Start of INPUT DATA
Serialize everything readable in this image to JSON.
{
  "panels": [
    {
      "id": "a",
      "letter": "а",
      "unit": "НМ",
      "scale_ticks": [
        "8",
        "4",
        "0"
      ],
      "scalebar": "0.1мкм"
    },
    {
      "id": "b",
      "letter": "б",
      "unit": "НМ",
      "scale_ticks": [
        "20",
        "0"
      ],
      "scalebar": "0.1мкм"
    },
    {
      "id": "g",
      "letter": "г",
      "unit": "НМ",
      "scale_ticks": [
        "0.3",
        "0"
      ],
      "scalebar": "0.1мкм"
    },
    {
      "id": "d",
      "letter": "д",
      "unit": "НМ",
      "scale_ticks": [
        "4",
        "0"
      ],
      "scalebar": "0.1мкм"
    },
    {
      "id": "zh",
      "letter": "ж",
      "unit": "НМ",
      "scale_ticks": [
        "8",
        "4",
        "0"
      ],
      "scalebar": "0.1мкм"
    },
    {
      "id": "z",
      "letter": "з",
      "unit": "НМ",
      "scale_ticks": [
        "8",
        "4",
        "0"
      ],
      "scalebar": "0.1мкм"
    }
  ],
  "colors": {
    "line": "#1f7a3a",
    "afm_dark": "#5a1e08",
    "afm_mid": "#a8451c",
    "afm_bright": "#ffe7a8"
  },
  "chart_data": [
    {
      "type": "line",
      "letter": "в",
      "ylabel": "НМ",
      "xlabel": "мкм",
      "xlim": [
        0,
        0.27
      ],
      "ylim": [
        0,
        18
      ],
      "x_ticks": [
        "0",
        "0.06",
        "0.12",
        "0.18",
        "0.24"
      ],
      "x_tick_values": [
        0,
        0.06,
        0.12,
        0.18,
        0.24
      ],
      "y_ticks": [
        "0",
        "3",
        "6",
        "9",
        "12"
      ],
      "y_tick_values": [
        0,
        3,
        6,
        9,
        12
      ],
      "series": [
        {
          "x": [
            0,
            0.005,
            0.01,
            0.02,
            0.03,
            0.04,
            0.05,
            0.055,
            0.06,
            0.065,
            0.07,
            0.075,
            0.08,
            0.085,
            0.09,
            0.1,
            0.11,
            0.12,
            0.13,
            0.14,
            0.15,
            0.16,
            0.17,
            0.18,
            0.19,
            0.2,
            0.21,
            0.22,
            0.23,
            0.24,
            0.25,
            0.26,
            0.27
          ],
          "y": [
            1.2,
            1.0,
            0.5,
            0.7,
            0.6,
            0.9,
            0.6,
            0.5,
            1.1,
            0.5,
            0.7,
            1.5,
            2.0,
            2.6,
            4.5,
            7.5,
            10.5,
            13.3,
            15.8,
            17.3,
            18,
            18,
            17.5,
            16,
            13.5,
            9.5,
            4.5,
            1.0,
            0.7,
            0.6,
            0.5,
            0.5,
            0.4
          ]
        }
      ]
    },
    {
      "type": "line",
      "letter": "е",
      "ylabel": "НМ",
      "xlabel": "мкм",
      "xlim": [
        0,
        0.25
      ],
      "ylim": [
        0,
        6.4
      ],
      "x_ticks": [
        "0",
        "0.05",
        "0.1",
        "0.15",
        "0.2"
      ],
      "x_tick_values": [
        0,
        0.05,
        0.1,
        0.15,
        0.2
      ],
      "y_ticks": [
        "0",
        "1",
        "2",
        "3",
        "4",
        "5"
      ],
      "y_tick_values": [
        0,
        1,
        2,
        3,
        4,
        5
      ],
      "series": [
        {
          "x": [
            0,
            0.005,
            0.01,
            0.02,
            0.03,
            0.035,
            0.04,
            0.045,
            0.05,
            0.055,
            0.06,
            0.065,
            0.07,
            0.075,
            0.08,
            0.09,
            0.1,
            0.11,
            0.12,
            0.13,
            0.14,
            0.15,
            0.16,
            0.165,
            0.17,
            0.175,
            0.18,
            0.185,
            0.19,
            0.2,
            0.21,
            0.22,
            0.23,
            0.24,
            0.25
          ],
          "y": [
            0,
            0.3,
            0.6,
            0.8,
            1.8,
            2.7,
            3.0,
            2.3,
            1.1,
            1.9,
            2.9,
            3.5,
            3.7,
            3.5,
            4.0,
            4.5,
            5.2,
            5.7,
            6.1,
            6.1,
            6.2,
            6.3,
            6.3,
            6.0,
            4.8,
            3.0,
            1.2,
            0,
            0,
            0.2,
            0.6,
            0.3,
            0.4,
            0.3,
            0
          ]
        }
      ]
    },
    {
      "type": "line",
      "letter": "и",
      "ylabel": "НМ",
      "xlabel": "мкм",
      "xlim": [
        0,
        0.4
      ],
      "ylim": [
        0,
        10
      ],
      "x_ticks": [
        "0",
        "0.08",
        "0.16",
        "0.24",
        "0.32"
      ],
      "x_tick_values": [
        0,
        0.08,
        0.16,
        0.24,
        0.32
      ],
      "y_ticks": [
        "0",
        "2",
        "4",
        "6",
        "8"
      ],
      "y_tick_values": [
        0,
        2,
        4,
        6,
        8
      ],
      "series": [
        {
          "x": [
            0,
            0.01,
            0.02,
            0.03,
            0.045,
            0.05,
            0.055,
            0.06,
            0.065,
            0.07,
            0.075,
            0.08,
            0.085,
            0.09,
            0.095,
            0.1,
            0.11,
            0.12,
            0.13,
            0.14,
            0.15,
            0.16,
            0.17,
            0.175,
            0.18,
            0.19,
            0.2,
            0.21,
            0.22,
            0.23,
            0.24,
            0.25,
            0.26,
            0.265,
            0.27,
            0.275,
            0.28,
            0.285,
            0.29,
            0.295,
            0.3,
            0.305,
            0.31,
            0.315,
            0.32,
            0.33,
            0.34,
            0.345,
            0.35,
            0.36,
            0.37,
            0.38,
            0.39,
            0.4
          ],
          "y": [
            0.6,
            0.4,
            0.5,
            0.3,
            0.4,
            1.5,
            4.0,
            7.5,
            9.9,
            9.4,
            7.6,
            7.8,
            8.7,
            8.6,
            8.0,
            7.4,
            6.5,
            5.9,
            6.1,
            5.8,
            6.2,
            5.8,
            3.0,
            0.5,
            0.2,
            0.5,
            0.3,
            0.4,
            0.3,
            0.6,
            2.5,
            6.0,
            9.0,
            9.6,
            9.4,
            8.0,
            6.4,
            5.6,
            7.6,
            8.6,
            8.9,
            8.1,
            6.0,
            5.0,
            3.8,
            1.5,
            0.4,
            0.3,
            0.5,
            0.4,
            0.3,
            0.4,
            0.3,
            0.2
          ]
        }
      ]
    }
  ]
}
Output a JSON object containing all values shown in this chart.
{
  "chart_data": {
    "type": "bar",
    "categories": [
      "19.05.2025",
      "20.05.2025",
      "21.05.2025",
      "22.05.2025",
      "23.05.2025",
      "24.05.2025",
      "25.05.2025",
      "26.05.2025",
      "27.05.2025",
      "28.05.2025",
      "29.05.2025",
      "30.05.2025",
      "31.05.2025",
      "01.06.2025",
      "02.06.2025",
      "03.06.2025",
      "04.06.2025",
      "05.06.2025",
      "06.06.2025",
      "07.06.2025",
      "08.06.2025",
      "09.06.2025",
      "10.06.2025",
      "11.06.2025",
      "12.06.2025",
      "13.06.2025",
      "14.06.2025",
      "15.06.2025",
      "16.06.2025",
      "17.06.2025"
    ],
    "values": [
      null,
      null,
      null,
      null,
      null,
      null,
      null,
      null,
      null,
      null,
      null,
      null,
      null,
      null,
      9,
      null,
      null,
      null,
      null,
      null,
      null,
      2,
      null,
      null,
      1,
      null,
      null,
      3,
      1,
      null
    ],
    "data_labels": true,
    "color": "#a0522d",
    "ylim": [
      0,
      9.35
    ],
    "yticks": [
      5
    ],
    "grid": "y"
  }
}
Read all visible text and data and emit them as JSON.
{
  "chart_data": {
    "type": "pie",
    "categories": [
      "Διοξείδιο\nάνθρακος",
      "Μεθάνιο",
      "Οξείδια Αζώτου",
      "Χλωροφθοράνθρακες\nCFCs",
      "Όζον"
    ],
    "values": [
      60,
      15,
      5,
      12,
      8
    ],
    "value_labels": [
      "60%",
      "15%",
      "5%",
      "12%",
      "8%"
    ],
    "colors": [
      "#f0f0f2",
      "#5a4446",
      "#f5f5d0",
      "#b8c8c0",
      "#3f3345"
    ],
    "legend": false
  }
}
End of INPUT DATA
- _INSTRUCTIONS TO FOLLOW_:
Everything from the line containing "Read all visible" to the end of the data above should be quoted exactly, please, both ends included, and nothing outside that span.

- _RESPONSE FOR THIS EXERCISE_:
Read all visible text and data and emit them as JSON.
{
  "chart_data": {
    "type": "pie",
    "categories": [
      "Διοξείδιο\nάνθρακος",
      "Μεθάνιο",
      "Οξείδια Αζώτου",
      "Χλωροφθοράνθρακες\nCFCs",
      "Όζον"
    ],
    "values": [
      60,
      15,
      5,
      12,
      8
    ],
    "value_labels": [
      "60%",
      "15%",
      "5%",
      "12%",
      "8%"
    ],
    "colors": [
      "#f0f0f2",
      "#5a4446",
      "#f5f5d0",
      "#b8c8c0",
      "#3f3345"
    ],
    "legend": false
  }
}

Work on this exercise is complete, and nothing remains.